▸ **YOUR OBJECTIVE**
Only lines with the word "name" are needed; collect each of them from the listing below.

▸ **DATA SUPPLIED**
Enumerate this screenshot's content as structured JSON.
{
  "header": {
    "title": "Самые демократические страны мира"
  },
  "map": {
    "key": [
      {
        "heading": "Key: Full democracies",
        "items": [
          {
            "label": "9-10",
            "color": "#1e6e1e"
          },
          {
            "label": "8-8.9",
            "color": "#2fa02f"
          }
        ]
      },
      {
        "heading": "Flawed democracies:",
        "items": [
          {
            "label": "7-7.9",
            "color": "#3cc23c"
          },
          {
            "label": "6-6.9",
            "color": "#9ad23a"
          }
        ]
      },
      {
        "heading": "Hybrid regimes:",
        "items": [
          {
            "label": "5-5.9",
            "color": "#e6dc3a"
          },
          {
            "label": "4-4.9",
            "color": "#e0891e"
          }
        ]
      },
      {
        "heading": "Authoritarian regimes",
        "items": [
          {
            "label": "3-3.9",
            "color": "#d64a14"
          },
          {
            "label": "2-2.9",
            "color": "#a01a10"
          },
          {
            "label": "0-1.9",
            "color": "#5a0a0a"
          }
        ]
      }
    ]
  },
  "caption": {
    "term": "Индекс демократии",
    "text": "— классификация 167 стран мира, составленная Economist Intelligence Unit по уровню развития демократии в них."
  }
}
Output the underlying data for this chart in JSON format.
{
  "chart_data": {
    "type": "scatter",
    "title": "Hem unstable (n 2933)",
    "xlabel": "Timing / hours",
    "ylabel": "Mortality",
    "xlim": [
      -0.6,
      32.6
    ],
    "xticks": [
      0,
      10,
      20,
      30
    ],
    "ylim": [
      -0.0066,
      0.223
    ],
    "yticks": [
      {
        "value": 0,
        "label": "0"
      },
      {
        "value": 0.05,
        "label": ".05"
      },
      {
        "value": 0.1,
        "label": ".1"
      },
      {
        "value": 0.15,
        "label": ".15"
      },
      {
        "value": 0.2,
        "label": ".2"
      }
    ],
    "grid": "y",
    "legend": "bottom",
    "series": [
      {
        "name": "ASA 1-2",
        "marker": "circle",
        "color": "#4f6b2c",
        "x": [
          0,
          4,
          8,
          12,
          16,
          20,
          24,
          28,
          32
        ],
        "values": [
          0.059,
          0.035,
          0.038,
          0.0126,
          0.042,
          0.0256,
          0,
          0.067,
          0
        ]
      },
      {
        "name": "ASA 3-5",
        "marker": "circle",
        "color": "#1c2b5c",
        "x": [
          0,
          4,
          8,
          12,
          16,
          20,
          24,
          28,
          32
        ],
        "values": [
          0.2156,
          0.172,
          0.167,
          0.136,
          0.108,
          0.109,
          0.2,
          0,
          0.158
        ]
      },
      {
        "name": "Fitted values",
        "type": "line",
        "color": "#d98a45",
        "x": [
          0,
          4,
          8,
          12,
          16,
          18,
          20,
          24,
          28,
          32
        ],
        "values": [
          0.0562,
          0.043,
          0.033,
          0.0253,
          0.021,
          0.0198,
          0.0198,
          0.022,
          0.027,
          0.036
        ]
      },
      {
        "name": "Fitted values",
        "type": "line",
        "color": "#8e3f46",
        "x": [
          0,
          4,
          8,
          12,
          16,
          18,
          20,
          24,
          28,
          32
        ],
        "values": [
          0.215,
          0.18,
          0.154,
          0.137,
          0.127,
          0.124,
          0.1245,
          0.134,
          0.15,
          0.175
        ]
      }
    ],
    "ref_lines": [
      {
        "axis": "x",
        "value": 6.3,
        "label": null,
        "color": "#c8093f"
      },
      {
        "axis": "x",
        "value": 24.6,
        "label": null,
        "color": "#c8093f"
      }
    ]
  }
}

▸ **CORRECT OUTPUT**
        "name": "ASA 1-2",
        "name": "ASA 3-5",
        "name": "Fitted values",
        "name": "Fitted values",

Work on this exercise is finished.